#### Recorded data

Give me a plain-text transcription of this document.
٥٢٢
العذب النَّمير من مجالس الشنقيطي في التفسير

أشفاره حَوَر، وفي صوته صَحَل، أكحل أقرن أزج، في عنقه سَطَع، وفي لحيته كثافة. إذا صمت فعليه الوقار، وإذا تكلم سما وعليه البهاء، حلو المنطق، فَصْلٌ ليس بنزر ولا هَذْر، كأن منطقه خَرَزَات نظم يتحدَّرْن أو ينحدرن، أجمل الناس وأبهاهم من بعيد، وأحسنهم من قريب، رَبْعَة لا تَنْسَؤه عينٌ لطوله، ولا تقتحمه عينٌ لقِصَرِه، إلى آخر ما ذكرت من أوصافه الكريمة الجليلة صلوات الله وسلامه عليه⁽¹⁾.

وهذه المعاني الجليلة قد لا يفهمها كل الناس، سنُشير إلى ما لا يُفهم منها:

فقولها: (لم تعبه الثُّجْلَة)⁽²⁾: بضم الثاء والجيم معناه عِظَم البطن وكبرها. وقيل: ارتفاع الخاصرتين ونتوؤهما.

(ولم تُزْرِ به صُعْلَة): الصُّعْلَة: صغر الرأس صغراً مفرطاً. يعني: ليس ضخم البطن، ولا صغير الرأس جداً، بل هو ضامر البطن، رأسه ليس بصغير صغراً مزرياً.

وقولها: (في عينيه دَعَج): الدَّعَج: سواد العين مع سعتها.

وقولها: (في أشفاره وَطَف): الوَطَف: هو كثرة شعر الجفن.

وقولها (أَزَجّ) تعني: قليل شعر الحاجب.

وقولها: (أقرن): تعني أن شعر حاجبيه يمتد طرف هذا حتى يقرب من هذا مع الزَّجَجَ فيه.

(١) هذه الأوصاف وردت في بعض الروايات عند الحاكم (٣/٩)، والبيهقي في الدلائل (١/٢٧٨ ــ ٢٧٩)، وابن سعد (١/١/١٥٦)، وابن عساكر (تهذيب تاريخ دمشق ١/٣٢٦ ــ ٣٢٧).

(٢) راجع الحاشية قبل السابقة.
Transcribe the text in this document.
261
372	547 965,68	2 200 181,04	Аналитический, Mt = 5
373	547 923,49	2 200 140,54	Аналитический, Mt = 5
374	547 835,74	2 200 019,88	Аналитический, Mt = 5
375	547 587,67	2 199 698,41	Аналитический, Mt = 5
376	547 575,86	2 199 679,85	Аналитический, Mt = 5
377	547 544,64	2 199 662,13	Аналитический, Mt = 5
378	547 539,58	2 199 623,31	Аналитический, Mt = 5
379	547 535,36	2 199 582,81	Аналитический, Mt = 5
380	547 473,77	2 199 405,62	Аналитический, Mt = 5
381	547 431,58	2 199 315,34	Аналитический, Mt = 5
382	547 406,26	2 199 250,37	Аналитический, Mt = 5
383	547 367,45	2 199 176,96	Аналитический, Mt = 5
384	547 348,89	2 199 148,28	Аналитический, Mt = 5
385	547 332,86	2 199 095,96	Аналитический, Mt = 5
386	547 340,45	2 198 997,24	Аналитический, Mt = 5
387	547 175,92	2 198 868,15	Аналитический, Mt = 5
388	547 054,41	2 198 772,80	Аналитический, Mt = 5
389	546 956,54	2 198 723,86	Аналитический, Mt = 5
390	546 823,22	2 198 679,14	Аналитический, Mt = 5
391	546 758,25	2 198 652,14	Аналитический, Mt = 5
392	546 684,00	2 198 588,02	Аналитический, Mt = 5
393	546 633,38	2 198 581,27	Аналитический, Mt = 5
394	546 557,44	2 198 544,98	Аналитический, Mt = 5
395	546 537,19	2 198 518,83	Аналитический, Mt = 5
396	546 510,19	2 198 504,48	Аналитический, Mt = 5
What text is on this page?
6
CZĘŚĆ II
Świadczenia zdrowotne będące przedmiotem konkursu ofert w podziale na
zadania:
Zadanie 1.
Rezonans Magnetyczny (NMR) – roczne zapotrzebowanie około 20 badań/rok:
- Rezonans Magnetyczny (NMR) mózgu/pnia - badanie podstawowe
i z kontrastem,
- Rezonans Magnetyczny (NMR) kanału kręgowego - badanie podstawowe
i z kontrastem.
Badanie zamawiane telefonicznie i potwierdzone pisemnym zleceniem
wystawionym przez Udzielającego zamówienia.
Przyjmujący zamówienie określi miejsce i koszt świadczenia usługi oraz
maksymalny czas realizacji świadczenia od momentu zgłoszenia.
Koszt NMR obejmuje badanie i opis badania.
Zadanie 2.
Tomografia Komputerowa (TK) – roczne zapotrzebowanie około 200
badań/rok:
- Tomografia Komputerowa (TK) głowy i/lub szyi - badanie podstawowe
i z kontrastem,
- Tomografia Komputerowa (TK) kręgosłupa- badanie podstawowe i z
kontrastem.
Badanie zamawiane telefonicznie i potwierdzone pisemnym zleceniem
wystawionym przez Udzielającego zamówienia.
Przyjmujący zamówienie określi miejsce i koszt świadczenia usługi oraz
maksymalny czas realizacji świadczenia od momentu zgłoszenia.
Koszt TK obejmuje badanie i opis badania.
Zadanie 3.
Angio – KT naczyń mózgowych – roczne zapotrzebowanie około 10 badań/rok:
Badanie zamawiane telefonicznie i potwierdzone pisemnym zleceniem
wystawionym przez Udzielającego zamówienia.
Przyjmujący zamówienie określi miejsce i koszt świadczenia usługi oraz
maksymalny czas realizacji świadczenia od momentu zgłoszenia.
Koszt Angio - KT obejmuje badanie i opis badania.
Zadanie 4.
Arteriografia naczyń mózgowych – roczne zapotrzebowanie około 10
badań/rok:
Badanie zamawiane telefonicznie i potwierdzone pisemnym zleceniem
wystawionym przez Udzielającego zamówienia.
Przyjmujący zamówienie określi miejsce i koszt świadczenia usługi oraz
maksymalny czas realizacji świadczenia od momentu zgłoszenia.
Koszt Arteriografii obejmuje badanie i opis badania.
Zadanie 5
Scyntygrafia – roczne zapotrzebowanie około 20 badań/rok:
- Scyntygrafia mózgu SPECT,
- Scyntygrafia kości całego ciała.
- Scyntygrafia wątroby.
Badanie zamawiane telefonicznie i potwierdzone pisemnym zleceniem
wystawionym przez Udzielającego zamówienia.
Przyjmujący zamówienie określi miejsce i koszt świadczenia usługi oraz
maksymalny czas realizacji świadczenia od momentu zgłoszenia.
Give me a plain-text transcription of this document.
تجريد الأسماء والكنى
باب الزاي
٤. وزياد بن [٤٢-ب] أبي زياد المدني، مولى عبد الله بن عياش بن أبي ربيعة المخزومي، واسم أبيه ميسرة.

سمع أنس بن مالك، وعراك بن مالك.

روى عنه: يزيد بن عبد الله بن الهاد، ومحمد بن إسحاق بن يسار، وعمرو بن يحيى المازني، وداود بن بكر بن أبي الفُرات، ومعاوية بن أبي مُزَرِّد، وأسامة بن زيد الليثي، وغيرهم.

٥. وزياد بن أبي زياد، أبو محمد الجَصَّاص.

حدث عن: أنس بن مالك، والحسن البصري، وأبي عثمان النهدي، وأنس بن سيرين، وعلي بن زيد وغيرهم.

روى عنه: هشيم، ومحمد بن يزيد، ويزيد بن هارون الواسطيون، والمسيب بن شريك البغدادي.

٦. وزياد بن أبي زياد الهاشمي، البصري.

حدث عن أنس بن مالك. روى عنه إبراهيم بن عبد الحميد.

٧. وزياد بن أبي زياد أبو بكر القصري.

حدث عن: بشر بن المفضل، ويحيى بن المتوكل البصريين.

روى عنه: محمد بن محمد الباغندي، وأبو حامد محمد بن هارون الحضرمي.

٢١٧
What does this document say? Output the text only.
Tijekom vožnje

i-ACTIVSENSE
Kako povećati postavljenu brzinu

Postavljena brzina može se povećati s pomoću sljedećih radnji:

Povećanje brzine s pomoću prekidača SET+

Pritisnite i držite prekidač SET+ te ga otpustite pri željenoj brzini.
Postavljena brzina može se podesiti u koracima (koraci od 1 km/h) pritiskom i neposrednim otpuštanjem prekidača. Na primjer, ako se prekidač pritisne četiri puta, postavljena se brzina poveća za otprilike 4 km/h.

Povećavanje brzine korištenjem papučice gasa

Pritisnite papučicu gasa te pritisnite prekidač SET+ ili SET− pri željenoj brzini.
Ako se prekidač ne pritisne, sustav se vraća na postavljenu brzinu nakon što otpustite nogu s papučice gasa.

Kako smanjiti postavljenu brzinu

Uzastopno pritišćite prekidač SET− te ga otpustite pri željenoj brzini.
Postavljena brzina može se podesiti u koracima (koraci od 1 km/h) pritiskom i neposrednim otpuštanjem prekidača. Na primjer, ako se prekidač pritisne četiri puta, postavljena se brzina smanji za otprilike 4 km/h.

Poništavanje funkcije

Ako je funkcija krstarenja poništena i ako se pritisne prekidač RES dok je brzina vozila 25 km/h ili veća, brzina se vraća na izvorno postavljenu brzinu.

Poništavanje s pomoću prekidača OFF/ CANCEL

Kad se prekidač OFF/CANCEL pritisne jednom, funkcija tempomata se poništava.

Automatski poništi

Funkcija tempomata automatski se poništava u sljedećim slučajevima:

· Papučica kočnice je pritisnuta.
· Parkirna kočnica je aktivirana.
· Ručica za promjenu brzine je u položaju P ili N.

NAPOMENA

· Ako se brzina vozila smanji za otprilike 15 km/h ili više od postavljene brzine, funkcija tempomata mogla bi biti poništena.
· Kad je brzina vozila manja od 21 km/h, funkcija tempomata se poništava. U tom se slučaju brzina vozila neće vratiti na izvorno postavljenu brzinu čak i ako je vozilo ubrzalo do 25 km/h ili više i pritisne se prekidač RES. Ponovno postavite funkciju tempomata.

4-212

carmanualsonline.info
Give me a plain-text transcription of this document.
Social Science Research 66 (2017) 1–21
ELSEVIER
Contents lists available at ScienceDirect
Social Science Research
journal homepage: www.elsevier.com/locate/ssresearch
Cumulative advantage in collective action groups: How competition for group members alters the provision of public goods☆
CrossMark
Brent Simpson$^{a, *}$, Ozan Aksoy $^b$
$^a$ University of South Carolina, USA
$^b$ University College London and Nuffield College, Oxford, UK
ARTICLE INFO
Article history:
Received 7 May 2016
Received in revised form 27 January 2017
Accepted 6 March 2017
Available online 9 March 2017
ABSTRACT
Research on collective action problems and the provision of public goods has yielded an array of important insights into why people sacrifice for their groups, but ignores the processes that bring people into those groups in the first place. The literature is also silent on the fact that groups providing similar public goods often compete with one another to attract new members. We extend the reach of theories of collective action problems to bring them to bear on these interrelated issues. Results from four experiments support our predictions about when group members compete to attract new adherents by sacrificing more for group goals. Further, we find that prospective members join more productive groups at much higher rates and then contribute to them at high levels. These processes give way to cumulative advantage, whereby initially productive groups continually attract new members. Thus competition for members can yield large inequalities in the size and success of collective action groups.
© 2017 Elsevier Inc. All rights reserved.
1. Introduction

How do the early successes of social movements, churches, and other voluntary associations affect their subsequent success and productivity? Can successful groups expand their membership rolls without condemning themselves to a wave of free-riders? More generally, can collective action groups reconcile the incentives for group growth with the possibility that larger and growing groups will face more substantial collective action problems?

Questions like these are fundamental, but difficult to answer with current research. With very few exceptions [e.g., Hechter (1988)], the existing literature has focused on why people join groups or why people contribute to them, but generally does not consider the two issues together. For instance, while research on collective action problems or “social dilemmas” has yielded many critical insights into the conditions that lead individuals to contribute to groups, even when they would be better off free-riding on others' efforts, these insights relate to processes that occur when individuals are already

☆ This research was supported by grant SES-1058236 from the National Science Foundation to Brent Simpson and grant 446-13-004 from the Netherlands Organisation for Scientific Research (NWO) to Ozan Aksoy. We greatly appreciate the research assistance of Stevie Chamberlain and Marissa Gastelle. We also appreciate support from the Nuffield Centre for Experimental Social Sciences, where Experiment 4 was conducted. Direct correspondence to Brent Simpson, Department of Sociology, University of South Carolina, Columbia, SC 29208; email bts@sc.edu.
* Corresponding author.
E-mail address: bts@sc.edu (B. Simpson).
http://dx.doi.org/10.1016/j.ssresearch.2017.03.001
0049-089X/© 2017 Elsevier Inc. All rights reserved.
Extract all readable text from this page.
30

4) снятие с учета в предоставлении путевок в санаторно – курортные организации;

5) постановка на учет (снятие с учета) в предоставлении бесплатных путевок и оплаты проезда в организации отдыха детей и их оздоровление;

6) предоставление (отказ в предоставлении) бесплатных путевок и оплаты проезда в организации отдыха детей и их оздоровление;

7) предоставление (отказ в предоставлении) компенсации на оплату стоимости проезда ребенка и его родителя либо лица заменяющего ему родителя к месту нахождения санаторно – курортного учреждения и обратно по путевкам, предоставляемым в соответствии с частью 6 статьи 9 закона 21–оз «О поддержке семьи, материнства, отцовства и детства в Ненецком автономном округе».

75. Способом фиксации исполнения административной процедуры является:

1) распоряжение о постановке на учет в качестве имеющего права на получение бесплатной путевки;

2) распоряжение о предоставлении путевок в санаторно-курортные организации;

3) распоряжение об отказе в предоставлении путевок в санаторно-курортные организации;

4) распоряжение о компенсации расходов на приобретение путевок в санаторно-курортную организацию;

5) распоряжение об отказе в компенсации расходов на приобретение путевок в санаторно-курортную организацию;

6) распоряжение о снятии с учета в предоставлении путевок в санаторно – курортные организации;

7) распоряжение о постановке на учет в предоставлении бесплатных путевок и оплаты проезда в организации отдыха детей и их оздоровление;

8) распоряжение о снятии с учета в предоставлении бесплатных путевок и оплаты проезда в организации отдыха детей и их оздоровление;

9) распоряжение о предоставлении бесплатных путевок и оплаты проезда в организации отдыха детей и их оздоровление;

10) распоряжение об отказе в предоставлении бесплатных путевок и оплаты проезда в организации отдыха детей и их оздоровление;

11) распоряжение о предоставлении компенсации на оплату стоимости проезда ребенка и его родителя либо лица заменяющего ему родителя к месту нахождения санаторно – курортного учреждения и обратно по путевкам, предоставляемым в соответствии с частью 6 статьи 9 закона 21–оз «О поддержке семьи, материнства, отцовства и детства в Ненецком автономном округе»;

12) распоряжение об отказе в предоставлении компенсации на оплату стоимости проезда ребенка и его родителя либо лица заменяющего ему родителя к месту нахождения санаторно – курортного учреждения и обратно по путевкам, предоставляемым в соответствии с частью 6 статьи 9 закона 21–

########

From the material above, gather all lines that include the string "badania" and copy them.

Koszt NMR obejmuje badanie i opis badania.
Koszt TK obejmuje badanie i opis badania.
Koszt Angio - KT obejmuje badanie i opis badania.
Koszt Arteriografii obejmuje badanie i opis badania.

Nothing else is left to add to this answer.